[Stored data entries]
========
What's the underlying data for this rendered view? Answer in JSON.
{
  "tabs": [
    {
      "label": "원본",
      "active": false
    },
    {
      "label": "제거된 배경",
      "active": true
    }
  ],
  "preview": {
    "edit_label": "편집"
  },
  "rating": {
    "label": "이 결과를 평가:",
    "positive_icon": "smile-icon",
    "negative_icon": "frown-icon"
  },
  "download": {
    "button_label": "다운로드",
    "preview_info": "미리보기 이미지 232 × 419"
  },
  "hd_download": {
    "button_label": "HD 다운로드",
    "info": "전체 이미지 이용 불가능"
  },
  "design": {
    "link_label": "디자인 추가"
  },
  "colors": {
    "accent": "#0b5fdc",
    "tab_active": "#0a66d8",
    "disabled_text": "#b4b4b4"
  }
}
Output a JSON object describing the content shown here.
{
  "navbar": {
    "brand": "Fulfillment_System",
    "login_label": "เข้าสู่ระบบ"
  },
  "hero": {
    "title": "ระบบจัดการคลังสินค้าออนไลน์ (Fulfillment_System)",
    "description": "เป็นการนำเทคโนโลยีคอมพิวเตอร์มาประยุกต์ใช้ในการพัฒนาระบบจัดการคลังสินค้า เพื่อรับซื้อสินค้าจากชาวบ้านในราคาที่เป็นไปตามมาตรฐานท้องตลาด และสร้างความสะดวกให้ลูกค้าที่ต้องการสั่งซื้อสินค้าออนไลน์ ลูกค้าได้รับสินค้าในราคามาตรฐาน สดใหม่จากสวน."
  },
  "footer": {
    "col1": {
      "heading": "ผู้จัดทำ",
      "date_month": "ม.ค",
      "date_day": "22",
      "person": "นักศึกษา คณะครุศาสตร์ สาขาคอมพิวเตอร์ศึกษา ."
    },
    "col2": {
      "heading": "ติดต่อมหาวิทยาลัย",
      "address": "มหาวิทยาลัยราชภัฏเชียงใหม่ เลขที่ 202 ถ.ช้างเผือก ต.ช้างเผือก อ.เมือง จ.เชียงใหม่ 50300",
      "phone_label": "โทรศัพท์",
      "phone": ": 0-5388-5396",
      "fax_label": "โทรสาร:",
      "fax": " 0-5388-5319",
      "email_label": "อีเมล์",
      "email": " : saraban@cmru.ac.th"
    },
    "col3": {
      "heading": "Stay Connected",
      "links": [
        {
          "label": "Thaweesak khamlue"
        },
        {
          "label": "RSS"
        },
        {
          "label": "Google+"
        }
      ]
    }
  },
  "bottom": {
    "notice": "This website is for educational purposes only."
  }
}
========
• **What is being asked**: Output an exact copy of the lines beginning at the one that holds "Output a JSON" and running through the final line of the records.

• **Solved problem**:
Output a JSON object describing the content shown here.
{
  "navbar": {
    "brand": "Fulfillment_System",
    "login_label": "เข้าสู่ระบบ"
  },
  "hero": {
    "title": "ระบบจัดการคลังสินค้าออนไลน์ (Fulfillment_System)",
    "description": "เป็นการนำเทคโนโลยีคอมพิวเตอร์มาประยุกต์ใช้ในการพัฒนาระบบจัดการคลังสินค้า เพื่อรับซื้อสินค้าจากชาวบ้านในราคาที่เป็นไปตามมาตรฐานท้องตลาด และสร้างความสะดวกให้ลูกค้าที่ต้องการสั่งซื้อสินค้าออนไลน์ ลูกค้าได้รับสินค้าในราคามาตรฐาน สดใหม่จากสวน."
  },
  "footer": {
    "col1": {
      "heading": "ผู้จัดทำ",
      "date_month": "ม.ค",
      "date_day": "22",
      "person": "นักศึกษา คณะครุศาสตร์ สาขาคอมพิวเตอร์ศึกษา ."
    },
    "col2": {
      "heading": "ติดต่อมหาวิทยาลัย",
      "address": "มหาวิทยาลัยราชภัฏเชียงใหม่ เลขที่ 202 ถ.ช้างเผือก ต.ช้างเผือก อ.เมือง จ.เชียงใหม่ 50300",
      "phone_label": "โทรศัพท์",
      "phone": ": 0-5388-5396",
      "fax_label": "โทรสาร:",
      "fax": " 0-5388-5319",
      "email_label": "อีเมล์",
      "email": " : saraban@cmru.ac.th"
    },
    "col3": {
      "heading": "Stay Connected",
      "links": [
        {
          "label": "Thaweesak khamlue"
        },
        {
          "label": "RSS"
        },
        {
          "label": "Google+"
        }
      ]
    }
  },
  "bottom": {
    "notice": "This website is for educational purposes only."
  }
}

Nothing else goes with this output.